• [Provided data]:
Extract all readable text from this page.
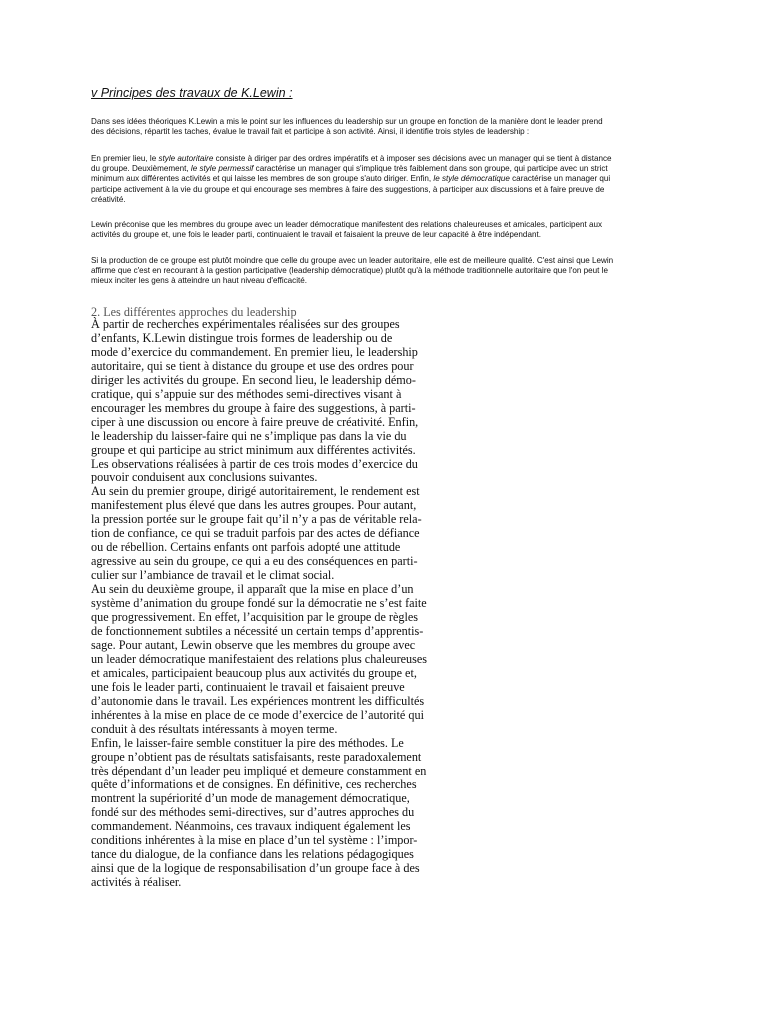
v Principes des travaux de K.Lewin :

Dans ses idées théoriques K.Lewin a mis le point sur les influences du leadership sur un groupe en fonction de la manière dont le leader prend
des décisions, répartit les taches, évalue le travail fait et participe à son activité. Ainsi, il identifie trois styles de leadership :

En premier lieu, le style autoritaire consiste à diriger par des ordres impératifs et à imposer ses décisions avec un manager qui se tient à distance
du groupe. Deuxièmement, le style permessif caractérise un manager qui s'implique très faiblement dans son groupe, qui participe avec un strict
minimum aux différentes activités et qui laisse les membres de son groupe s'auto diriger. Enfin, le style démocratique caractérise un manager qui
participe activement à la vie du groupe et qui encourage ses membres à faire des suggestions, à participer aux discussions et à faire preuve de
créativité.

Lewin préconise que les membres du groupe avec un leader démocratique manifestent des relations chaleureuses et amicales, participent aux
activités du groupe et, une fois le leader parti, continuaient le travail et faisaient la preuve de leur capacité à être indépendant.

Si la production de ce groupe est plutôt moindre que celle du groupe avec un leader autoritaire, elle est de meilleure qualité. C'est ainsi que Lewin
affirme que c'est en recourant à la gestion participative (leadership démocratique) plutôt qu'à la méthode traditionnelle autoritaire que l'on peut le
mieux inciter les gens à atteindre un haut niveau d'efficacité.

2. Les différentes approches du leadership
À partir de recherches expérimentales réalisées sur des groupes
d’enfants, K.Lewin distingue trois formes de leadership ou de
mode d’exercice du commandement. En premier lieu, le leadership
autoritaire, qui se tient à distance du groupe et use des ordres pour
diriger les activités du groupe. En second lieu, le leadership démo-
cratique, qui s’appuie sur des méthodes semi-directives visant à
encourager les membres du groupe à faire des suggestions, à parti-
ciper à une discussion ou encore à faire preuve de créativité. Enfin,
le leadership du laisser-faire qui ne s’implique pas dans la vie du
groupe et qui participe au strict minimum aux différentes activités.
Les observations réalisées à partir de ces trois modes d’exercice du
pouvoir conduisent aux conclusions suivantes.
Au sein du premier groupe, dirigé autoritairement, le rendement est
manifestement plus élevé que dans les autres groupes. Pour autant,
la pression portée sur le groupe fait qu’il n’y a pas de véritable rela-
tion de confiance, ce qui se traduit parfois par des actes de défiance
ou de rébellion. Certains enfants ont parfois adopté une attitude
agressive au sein du groupe, ce qui a eu des conséquences en parti-
culier sur l’ambiance de travail et le climat social.
Au sein du deuxième groupe, il apparaît que la mise en place d’un
système d’animation du groupe fondé sur la démocratie ne s’est faite
que progressivement. En effet, l’acquisition par le groupe de règles
de fonctionnement subtiles a nécessité un certain temps d’apprentis-
sage. Pour autant, Lewin observe que les membres du groupe avec
un leader démocratique manifestaient des relations plus chaleureuses
et amicales, participaient beaucoup plus aux activités du groupe et,
une fois le leader parti, continuaient le travail et faisaient preuve
d’autonomie dans le travail. Les expériences montrent les difficultés
inhérentes à la mise en place de ce mode d’exercice de l’autorité qui
conduit à des résultats intéressants à moyen terme.
Enfin, le laisser-faire semble constituer la pire des méthodes. Le
groupe n’obtient pas de résultats satisfaisants, reste paradoxalement
très dépendant d’un leader peu impliqué et demeure constamment en
quête d’informations et de consignes. En définitive, ces recherches
montrent la supériorité d’un mode de management démocratique,
fondé sur des méthodes semi-directives, sur d’autres approches du
commandement. Néanmoins, ces travaux indiquent également les
conditions inhérentes à la mise en place d’un tel système : l’impor-
tance du dialogue, de la confiance dans les relations pédagogiques
ainsi que de la logique de responsabilisation d’un groupe face à des
activités à réaliser.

• [Prompt]: The entries above are to be returned exactly, without their pictures.

• [Right answer]:
Extract all readable text from this page.
v Principes des travaux de K.Lewin :

Dans ses idées théoriques K.Lewin a mis le point sur les influences du leadership sur un groupe en fonction de la manière dont le leader prend
des décisions, répartit les taches, évalue le travail fait et participe à son activité. Ainsi, il identifie trois styles de leadership :

En premier lieu, le style autoritaire consiste à diriger par des ordres impératifs et à imposer ses décisions avec un manager qui se tient à distance
du groupe. Deuxièmement, le style permessif caractérise un manager qui s'implique très faiblement dans son groupe, qui participe avec un strict
minimum aux différentes activités et qui laisse les membres de son groupe s'auto diriger. Enfin, le style démocratique caractérise un manager qui
participe activement à la vie du groupe et qui encourage ses membres à faire des suggestions, à participer aux discussions et à faire preuve de
créativité.

Lewin préconise que les membres du groupe avec un leader démocratique manifestent des relations chaleureuses et amicales, participent aux
activités du groupe et, une fois le leader parti, continuaient le travail et faisaient la preuve de leur capacité à être indépendant.

Si la production de ce groupe est plutôt moindre que celle du groupe avec un leader autoritaire, elle est de meilleure qualité. C'est ainsi que Lewin
affirme que c'est en recourant à la gestion participative (leadership démocratique) plutôt qu'à la méthode traditionnelle autoritaire que l'on peut le
mieux inciter les gens à atteindre un haut niveau d'efficacité.

2. Les différentes approches du leadership
À partir de recherches expérimentales réalisées sur des groupes
d’enfants, K.Lewin distingue trois formes de leadership ou de
mode d’exercice du commandement. En premier lieu, le leadership
autoritaire, qui se tient à distance du groupe et use des ordres pour
diriger les activités du groupe. En second lieu, le leadership démo-
cratique, qui s’appuie sur des méthodes semi-directives visant à
encourager les membres du groupe à faire des suggestions, à parti-
ciper à une discussion ou encore à faire preuve de créativité. Enfin,
le leadership du laisser-faire qui ne s’implique pas dans la vie du
groupe et qui participe au strict minimum aux différentes activités.
Les observations réalisées à partir de ces trois modes d’exercice du
pouvoir conduisent aux conclusions suivantes.
Au sein du premier groupe, dirigé autoritairement, le rendement est
manifestement plus élevé que dans les autres groupes. Pour autant,
la pression portée sur le groupe fait qu’il n’y a pas de véritable rela-
tion de confiance, ce qui se traduit parfois par des actes de défiance
ou de rébellion. Certains enfants ont parfois adopté une attitude
agressive au sein du groupe, ce qui a eu des conséquences en parti-
culier sur l’ambiance de travail et le climat social.
Au sein du deuxième groupe, il apparaît que la mise en place d’un
système d’animation du groupe fondé sur la démocratie ne s’est faite
que progressivement. En effet, l’acquisition par le groupe de règles
de fonctionnement subtiles a nécessité un certain temps d’apprentis-
sage. Pour autant, Lewin observe que les membres du groupe avec
un leader démocratique manifestaient des relations plus chaleureuses
et amicales, participaient beaucoup plus aux activités du groupe et,
une fois le leader parti, continuaient le travail et faisaient preuve
d’autonomie dans le travail. Les expériences montrent les difficultés
inhérentes à la mise en place de ce mode d’exercice de l’autorité qui
conduit à des résultats intéressants à moyen terme.
Enfin, le laisser-faire semble constituer la pire des méthodes. Le
groupe n’obtient pas de résultats satisfaisants, reste paradoxalement
très dépendant d’un leader peu impliqué et demeure constamment en
quête d’informations et de consignes. En définitive, ces recherches
montrent la supériorité d’un mode de management démocratique,
fondé sur des méthodes semi-directives, sur d’autres approches du
commandement. Néanmoins, ces travaux indiquent également les
conditions inhérentes à la mise en place d’un tel système : l’impor-
tance du dialogue, de la confiance dans les relations pédagogiques
ainsi que de la logique de responsabilisation d’un groupe face à des
activités à réaliser.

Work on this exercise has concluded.